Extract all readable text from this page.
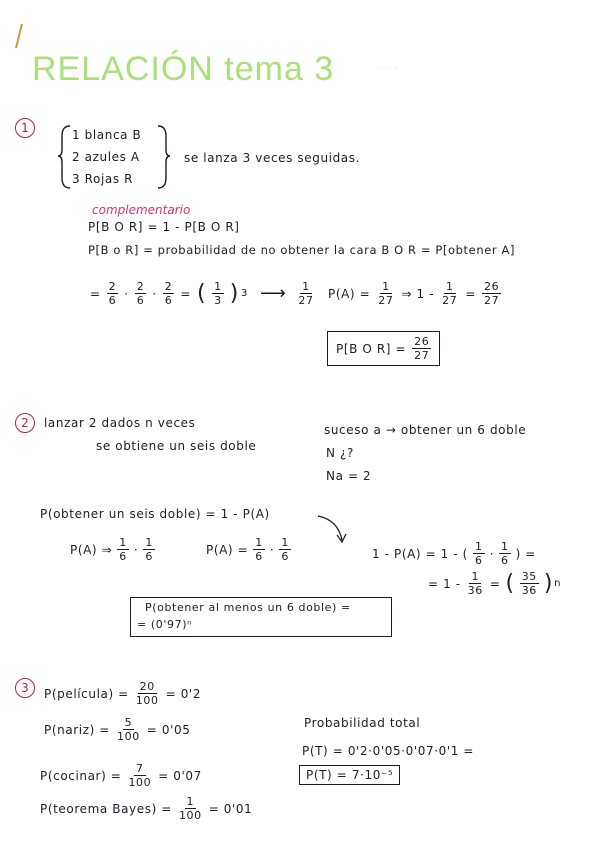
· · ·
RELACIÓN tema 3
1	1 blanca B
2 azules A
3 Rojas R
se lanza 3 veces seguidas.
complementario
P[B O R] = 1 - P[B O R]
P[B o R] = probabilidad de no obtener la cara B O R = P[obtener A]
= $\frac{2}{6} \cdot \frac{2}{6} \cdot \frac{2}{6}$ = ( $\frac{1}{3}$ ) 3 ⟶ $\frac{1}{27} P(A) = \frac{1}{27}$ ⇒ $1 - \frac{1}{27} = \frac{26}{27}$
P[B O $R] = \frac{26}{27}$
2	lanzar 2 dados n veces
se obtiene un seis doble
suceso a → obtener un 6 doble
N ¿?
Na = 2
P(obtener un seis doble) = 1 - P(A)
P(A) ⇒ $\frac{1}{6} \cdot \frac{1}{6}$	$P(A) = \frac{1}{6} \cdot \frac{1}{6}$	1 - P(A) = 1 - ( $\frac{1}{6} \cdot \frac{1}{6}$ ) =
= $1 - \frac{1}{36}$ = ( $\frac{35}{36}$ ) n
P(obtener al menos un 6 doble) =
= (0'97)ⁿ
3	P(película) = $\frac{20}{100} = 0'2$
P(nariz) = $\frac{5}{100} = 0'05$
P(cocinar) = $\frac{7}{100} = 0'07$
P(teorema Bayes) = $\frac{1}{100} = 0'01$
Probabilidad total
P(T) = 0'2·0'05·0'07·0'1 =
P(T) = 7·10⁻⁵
--
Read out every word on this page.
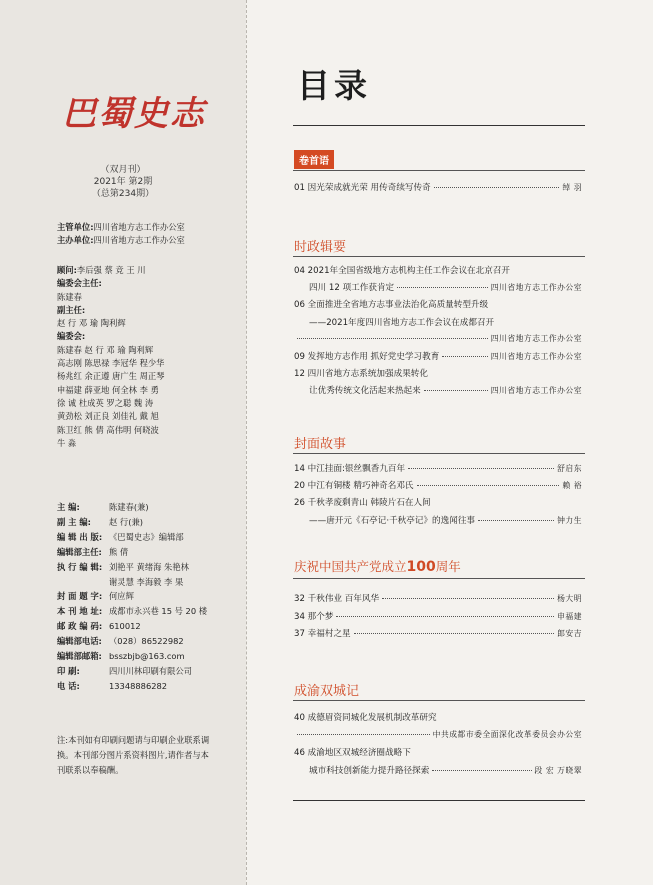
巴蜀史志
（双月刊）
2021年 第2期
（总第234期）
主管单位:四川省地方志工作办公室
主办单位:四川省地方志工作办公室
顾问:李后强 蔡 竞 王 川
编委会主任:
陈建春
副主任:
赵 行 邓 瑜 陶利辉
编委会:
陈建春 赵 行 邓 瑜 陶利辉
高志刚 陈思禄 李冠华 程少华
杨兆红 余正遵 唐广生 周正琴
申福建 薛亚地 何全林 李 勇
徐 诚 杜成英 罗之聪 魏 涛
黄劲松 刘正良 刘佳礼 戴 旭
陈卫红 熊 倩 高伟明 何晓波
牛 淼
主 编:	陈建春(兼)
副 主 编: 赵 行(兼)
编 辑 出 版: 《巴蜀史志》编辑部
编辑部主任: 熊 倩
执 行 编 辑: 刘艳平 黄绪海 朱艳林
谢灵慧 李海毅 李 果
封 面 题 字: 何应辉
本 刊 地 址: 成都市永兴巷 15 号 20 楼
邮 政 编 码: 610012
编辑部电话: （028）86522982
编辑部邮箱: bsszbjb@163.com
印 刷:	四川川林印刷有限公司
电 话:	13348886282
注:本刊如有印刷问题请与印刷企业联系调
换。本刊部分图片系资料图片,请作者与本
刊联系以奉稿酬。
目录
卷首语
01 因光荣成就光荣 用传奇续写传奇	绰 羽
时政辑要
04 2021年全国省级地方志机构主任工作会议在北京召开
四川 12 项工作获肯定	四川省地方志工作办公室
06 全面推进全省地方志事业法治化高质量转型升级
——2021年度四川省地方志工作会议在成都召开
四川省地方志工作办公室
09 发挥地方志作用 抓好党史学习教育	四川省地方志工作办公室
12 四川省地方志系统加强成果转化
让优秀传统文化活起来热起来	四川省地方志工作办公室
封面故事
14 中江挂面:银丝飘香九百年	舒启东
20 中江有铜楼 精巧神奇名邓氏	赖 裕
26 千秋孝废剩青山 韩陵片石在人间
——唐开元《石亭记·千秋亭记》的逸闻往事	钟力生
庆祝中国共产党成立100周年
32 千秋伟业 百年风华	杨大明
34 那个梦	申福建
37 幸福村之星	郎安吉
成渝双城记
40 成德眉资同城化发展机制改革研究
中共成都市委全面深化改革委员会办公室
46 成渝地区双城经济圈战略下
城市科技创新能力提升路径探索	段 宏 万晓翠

WHAT NEEDS TO BE DONE: Filter the listing above for the string "cdot" and copy every matching line.

ANSWER TO THE EXERCISE:
= $\frac{2}{6} \cdot \frac{2}{6} \cdot \frac{2}{6}$ = ( $\frac{1}{3}$ ) 3 ⟶ $\frac{1}{27} P(A) = \frac{1}{27}$ ⇒ $1 - \frac{1}{27} = \frac{26}{27}$
P(A) ⇒ $\frac{1}{6} \cdot \frac{1}{6}$	$P(A) = \frac{1}{6} \cdot \frac{1}{6}$	1 - P(A) = 1 - ( $\frac{1}{6} \cdot \frac{1}{6}$ ) =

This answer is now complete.